EXERCISE GOAL → Write the data below out exactly as it stands. Do not include the pictures.

•••••

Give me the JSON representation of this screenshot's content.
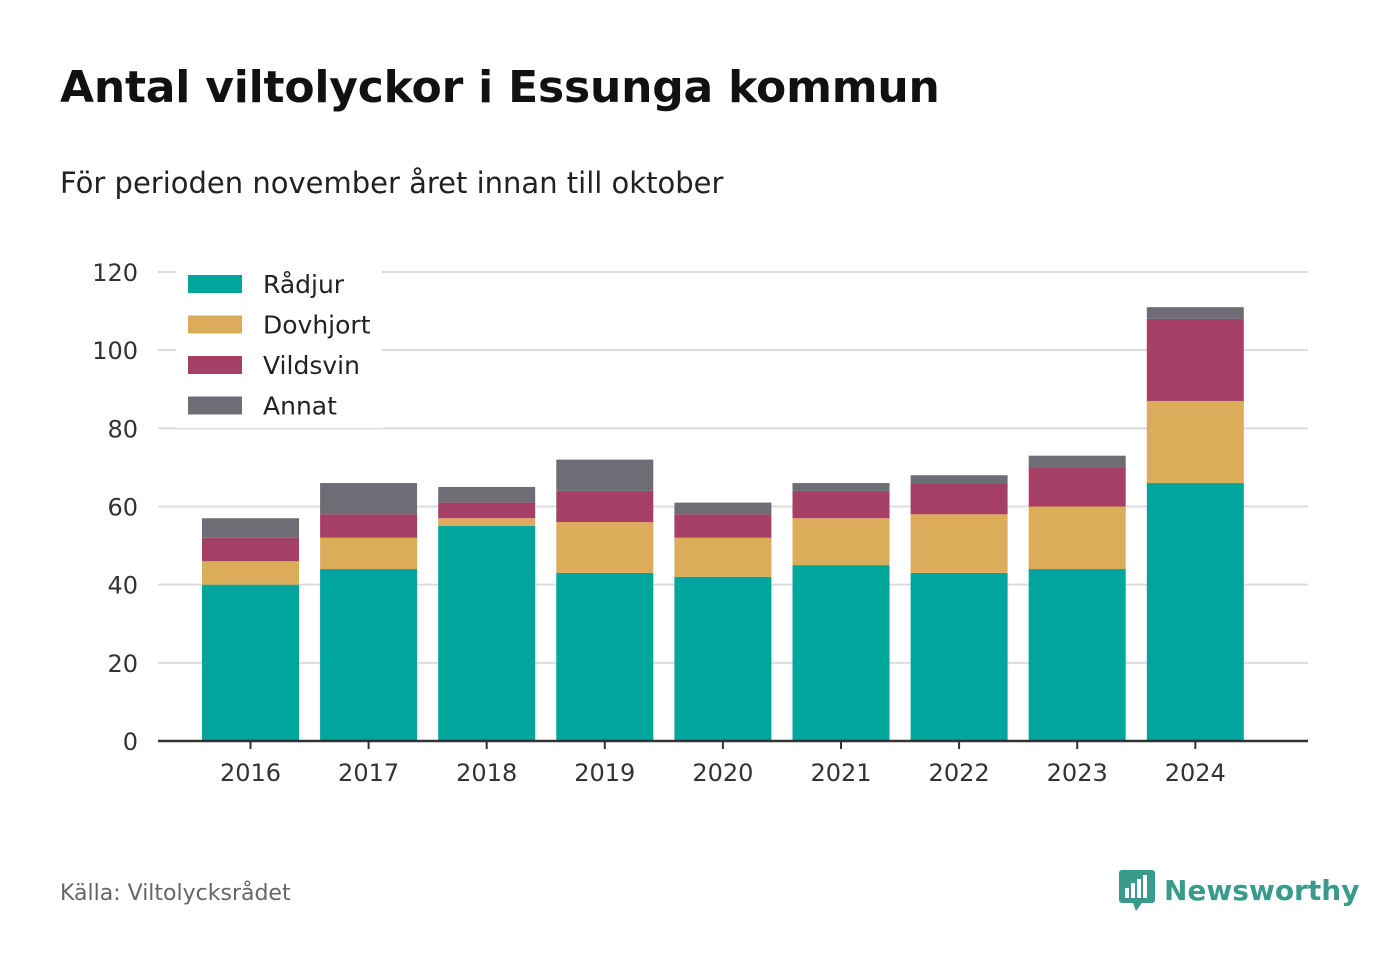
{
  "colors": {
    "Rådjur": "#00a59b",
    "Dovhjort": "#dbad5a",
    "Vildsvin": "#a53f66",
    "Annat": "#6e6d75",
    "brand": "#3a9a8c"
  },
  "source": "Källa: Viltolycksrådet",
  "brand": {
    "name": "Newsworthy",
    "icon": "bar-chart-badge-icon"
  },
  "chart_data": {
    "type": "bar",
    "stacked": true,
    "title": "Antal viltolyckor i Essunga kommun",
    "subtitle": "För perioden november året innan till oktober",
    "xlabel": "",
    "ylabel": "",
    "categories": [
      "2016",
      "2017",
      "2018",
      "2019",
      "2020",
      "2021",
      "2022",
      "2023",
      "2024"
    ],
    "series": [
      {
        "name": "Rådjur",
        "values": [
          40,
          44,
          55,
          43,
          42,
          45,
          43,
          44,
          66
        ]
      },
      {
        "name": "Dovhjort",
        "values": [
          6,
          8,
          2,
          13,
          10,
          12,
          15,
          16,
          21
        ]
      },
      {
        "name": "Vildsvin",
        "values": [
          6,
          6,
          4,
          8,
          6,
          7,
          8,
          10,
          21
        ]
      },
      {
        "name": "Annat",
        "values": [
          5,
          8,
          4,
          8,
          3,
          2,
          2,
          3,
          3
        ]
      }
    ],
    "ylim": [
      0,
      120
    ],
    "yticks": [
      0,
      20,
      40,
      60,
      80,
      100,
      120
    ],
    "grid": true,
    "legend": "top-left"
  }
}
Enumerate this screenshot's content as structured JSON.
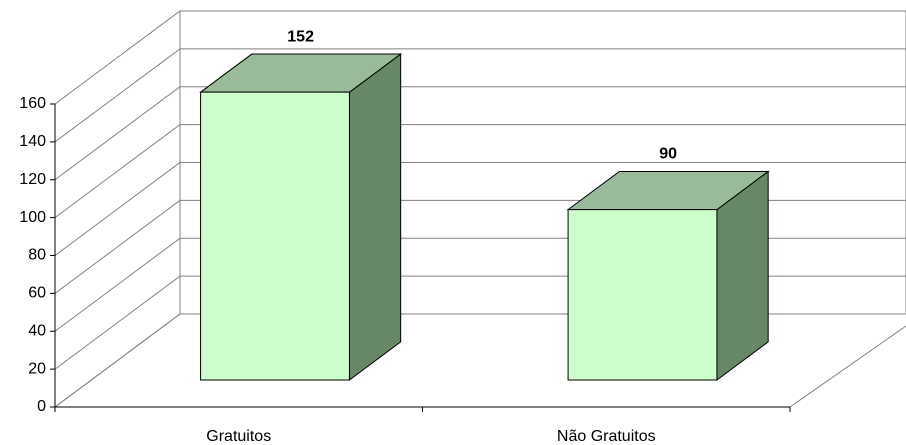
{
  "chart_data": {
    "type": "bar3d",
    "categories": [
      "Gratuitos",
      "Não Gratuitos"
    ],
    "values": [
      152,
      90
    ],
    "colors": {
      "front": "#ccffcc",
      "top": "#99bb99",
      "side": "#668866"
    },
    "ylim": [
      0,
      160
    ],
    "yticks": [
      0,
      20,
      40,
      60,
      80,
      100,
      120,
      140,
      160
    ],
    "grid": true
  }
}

•••••

OUTPUT OF THE TASK →
Give me the JSON representation of this screenshot's content.
{
  "colors": {
    "Rådjur": "#00a59b",
    "Dovhjort": "#dbad5a",
    "Vildsvin": "#a53f66",
    "Annat": "#6e6d75",
    "brand": "#3a9a8c"
  },
  "source": "Källa: Viltolycksrådet",
  "brand": {
    "name": "Newsworthy",
    "icon": "bar-chart-badge-icon"
  },
  "chart_data": {
    "type": "bar",
    "stacked": true,
    "title": "Antal viltolyckor i Essunga kommun",
    "subtitle": "För perioden november året innan till oktober",
    "xlabel": "",
    "ylabel": "",
    "categories": [
      "2016",
      "2017",
      "2018",
      "2019",
      "2020",
      "2021",
      "2022",
      "2023",
      "2024"
    ],
    "series": [
      {
        "name": "Rådjur",
        "values": [
          40,
          44,
          55,
          43,
          42,
          45,
          43,
          44,
          66
        ]
      },
      {
        "name": "Dovhjort",
        "values": [
          6,
          8,
          2,
          13,
          10,
          12,
          15,
          16,
          21
        ]
      },
      {
        "name": "Vildsvin",
        "values": [
          6,
          6,
          4,
          8,
          6,
          7,
          8,
          10,
          21
        ]
      },
      {
        "name": "Annat",
        "values": [
          5,
          8,
          4,
          8,
          3,
          2,
          2,
          3,
          3
        ]
      }
    ],
    "ylim": [
      0,
      120
    ],
    "yticks": [
      0,
      20,
      40,
      60,
      80,
      100,
      120
    ],
    "grid": true,
    "legend": "top-left"
  }
}
Enumerate this screenshot's content as structured JSON.
{
  "chart_data": {
    "type": "bar3d",
    "categories": [
      "Gratuitos",
      "Não Gratuitos"
    ],
    "values": [
      152,
      90
    ],
    "colors": {
      "front": "#ccffcc",
      "top": "#99bb99",
      "side": "#668866"
    },
    "ylim": [
      0,
      160
    ],
    "yticks": [
      0,
      20,
      40,
      60,
      80,
      100,
      120,
      140,
      160
    ],
    "grid": true
  }
}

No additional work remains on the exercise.